### Requirements
Filter this data down to the lines that hold "with", and copy them.

### Data for this task
________________

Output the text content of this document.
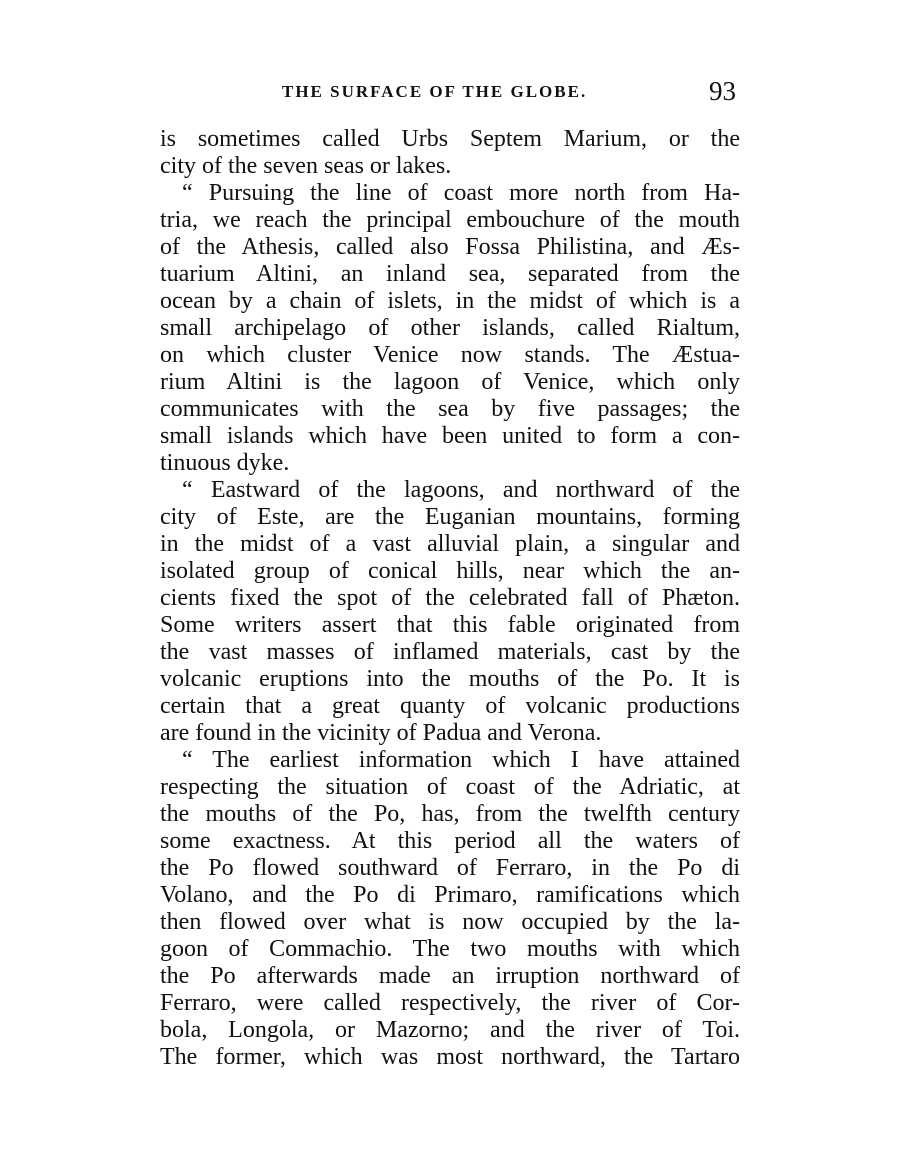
THE SURFACE OF THE GLOBE.	93
is sometimes called Urbs Septem Marium, or the
city of the seven seas or lakes.
“ Pursuing the line of coast more north from Ha-
tria, we reach the principal embouchure of the mouth
of the Athesis, called also Fossa Philistina, and Æs-
tuarium Altini, an inland sea, separated from the
ocean by a chain of islets, in the midst of which is a
small archipelago of other islands, called Rialtum,
on which cluster Venice now stands. The Æstua-
rium Altini is the lagoon of Venice, which only
communicates with the sea by five passages; the
small islands which have been united to form a con-
tinuous dyke.
“ Eastward of the lagoons, and northward of the
city of Este, are the Euganian mountains, forming
in the midst of a vast alluvial plain, a singular and
isolated group of conical hills, near which the an-
cients fixed the spot of the celebrated fall of Phæton.
Some writers assert that this fable originated from
the vast masses of inflamed materials, cast by the
volcanic eruptions into the mouths of the Po. It is
certain that a great quanty of volcanic productions
are found in the vicinity of Padua and Verona.
“ The earliest information which I have attained
respecting the situation of coast of the Adriatic, at
the mouths of the Po, has, from the twelfth century
some exactness. At this period all the waters of
the Po flowed southward of Ferraro, in the Po di
Volano, and the Po di Primaro, ramifications which
then flowed over what is now occupied by the la-
goon of Commachio. The two mouths with which
the Po afterwards made an irruption northward of
Ferraro, were called respectively, the river of Cor-
bola, Longola, or Mazorno; and the river of Toi.
The former, which was most northward, the Tartaro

________________

### Exercise response
communicates with the sea by five passages; the
goon of Commachio. The two mouths with which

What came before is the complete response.